▶ **What to do**: Copy the records below exactly, leaving out any pictures.

START Dataset records

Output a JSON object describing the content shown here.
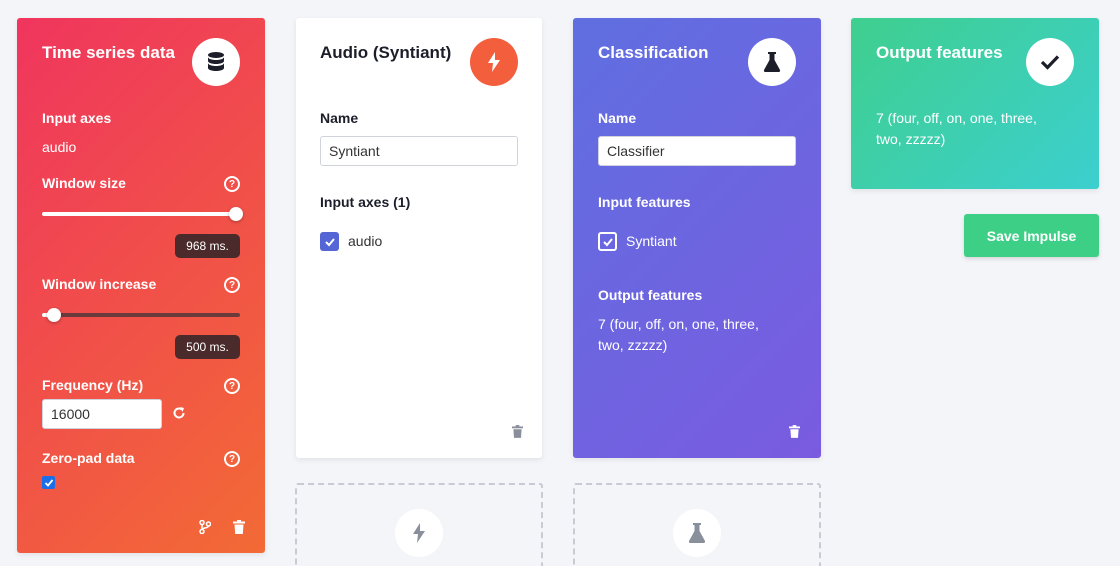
{
  "colors": {
    "time_series_gradient": [
      "#f0355e",
      "#f26a35"
    ],
    "classification_gradient": [
      "#5f6fe0",
      "#7a5be0"
    ],
    "output_gradient": [
      "#3fcf8e",
      "#3ccfcf"
    ],
    "orange_accent": "#f35e3c",
    "save_green": "#3ecf86",
    "checkbox_blue": "#5466d6"
  },
  "time_series": {
    "title": "Time series data",
    "icon": "database-icon",
    "input_axes_label": "Input axes",
    "input_axes_value": "audio",
    "window_size_label": "Window size",
    "window_size_value": "968 ms.",
    "window_size_level": 1.0,
    "window_increase_label": "Window increase",
    "window_increase_value": "500 ms.",
    "window_increase_level": 0.06,
    "frequency_label": "Frequency (Hz)",
    "frequency_value": "16000",
    "zero_pad_label": "Zero-pad data",
    "zero_pad_checked": true,
    "help_glyph": "?"
  },
  "audio_block": {
    "title": "Audio (Syntiant)",
    "icon": "lightning-icon",
    "name_label": "Name",
    "name_value": "Syntiant",
    "input_axes_label": "Input axes (1)",
    "axis_item": "audio"
  },
  "classification": {
    "title": "Classification",
    "icon": "flask-icon",
    "name_label": "Name",
    "name_value": "Classifier",
    "input_features_label": "Input features",
    "input_feature_item": "Syntiant",
    "output_features_label": "Output features",
    "output_features_value_line1": "7 (four, off, on, one, three,",
    "output_features_value_line2": "two, zzzzz)"
  },
  "output": {
    "title": "Output features",
    "icon": "checkmark-icon",
    "value_line1": "7 (four, off, on, one, three,",
    "value_line2": "two, zzzzz)"
  },
  "save_button": "Save Impulse"
}
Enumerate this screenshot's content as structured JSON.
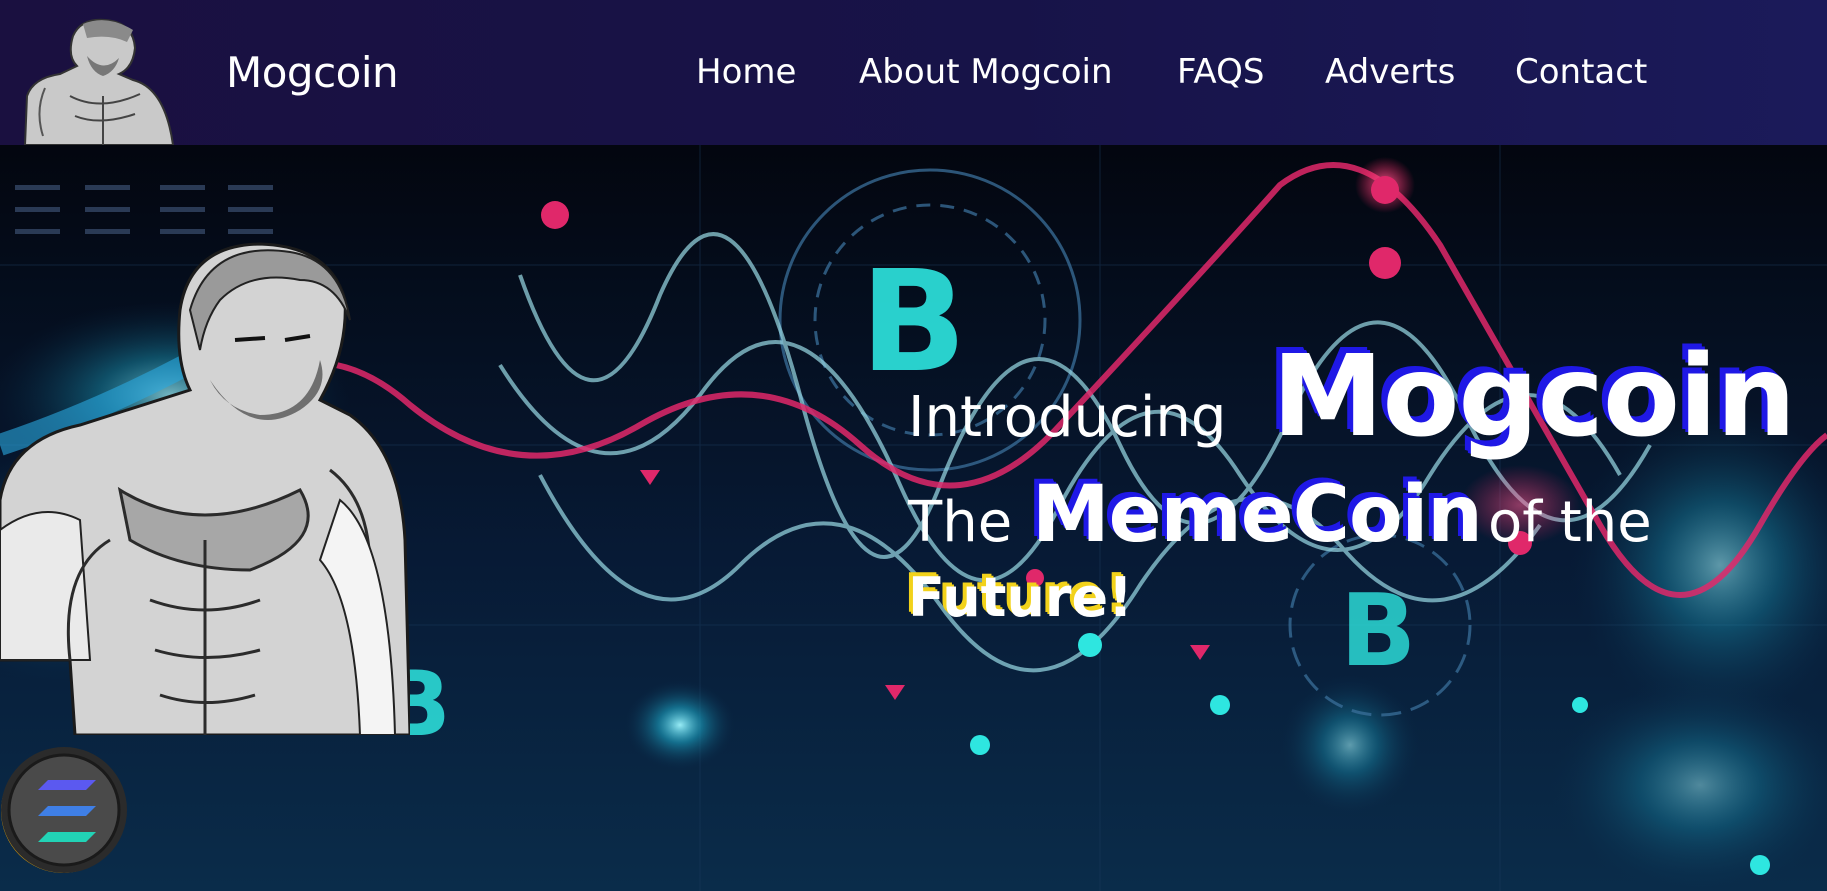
{
  "header": {
    "brand": "Mogcoin",
    "logo_icon": "mogcoin-character-icon",
    "nav": [
      "Home",
      "About Mogcoin",
      "FAQS",
      "Adverts",
      "Contact"
    ]
  },
  "hero": {
    "line1_prefix": "Introducing",
    "line1_highlight": "Mogcoin",
    "line2_prefix": "The",
    "line2_highlight": "MemeCoin",
    "line2_suffix": "of the",
    "line3": "Future!",
    "character_icon": "muscular-bearded-man-illustration",
    "coin_left_icon": "bitcoin-gold-coin-icon",
    "coin_right_icon": "solana-coin-icon",
    "background": "crypto-chart-waves-background"
  },
  "colors": {
    "header_bg": "#1a1144",
    "text": "#ffffff",
    "highlight_shadow": "#1f18e6",
    "future_shadow": "#f2d21a",
    "wave_cyan": "#3bd9e6",
    "wave_pink": "#e0286a"
  }
}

END Dataset records

▶ **Written response**:
Output a JSON object describing the content shown here.
{
  "colors": {
    "time_series_gradient": [
      "#f0355e",
      "#f26a35"
    ],
    "classification_gradient": [
      "#5f6fe0",
      "#7a5be0"
    ],
    "output_gradient": [
      "#3fcf8e",
      "#3ccfcf"
    ],
    "orange_accent": "#f35e3c",
    "save_green": "#3ecf86",
    "checkbox_blue": "#5466d6"
  },
  "time_series": {
    "title": "Time series data",
    "icon": "database-icon",
    "input_axes_label": "Input axes",
    "input_axes_value": "audio",
    "window_size_label": "Window size",
    "window_size_value": "968 ms.",
    "window_size_level": 1.0,
    "window_increase_label": "Window increase",
    "window_increase_value": "500 ms.",
    "window_increase_level": 0.06,
    "frequency_label": "Frequency (Hz)",
    "frequency_value": "16000",
    "zero_pad_label": "Zero-pad data",
    "zero_pad_checked": true,
    "help_glyph": "?"
  },
  "audio_block": {
    "title": "Audio (Syntiant)",
    "icon": "lightning-icon",
    "name_label": "Name",
    "name_value": "Syntiant",
    "input_axes_label": "Input axes (1)",
    "axis_item": "audio"
  },
  "classification": {
    "title": "Classification",
    "icon": "flask-icon",
    "name_label": "Name",
    "name_value": "Classifier",
    "input_features_label": "Input features",
    "input_feature_item": "Syntiant",
    "output_features_label": "Output features",
    "output_features_value_line1": "7 (four, off, on, one, three,",
    "output_features_value_line2": "two, zzzzz)"
  },
  "output": {
    "title": "Output features",
    "icon": "checkmark-icon",
    "value_line1": "7 (four, off, on, one, three,",
    "value_line2": "two, zzzzz)"
  },
  "save_button": "Save Impulse"
}
Enumerate this screenshot's content as structured JSON.
{
  "header": {
    "brand": "Mogcoin",
    "logo_icon": "mogcoin-character-icon",
    "nav": [
      "Home",
      "About Mogcoin",
      "FAQS",
      "Adverts",
      "Contact"
    ]
  },
  "hero": {
    "line1_prefix": "Introducing",
    "line1_highlight": "Mogcoin",
    "line2_prefix": "The",
    "line2_highlight": "MemeCoin",
    "line2_suffix": "of the",
    "line3": "Future!",
    "character_icon": "muscular-bearded-man-illustration",
    "coin_left_icon": "bitcoin-gold-coin-icon",
    "coin_right_icon": "solana-coin-icon",
    "background": "crypto-chart-waves-background"
  },
  "colors": {
    "header_bg": "#1a1144",
    "text": "#ffffff",
    "highlight_shadow": "#1f18e6",
    "future_shadow": "#f2d21a",
    "wave_cyan": "#3bd9e6",
    "wave_pink": "#e0286a"
  }
}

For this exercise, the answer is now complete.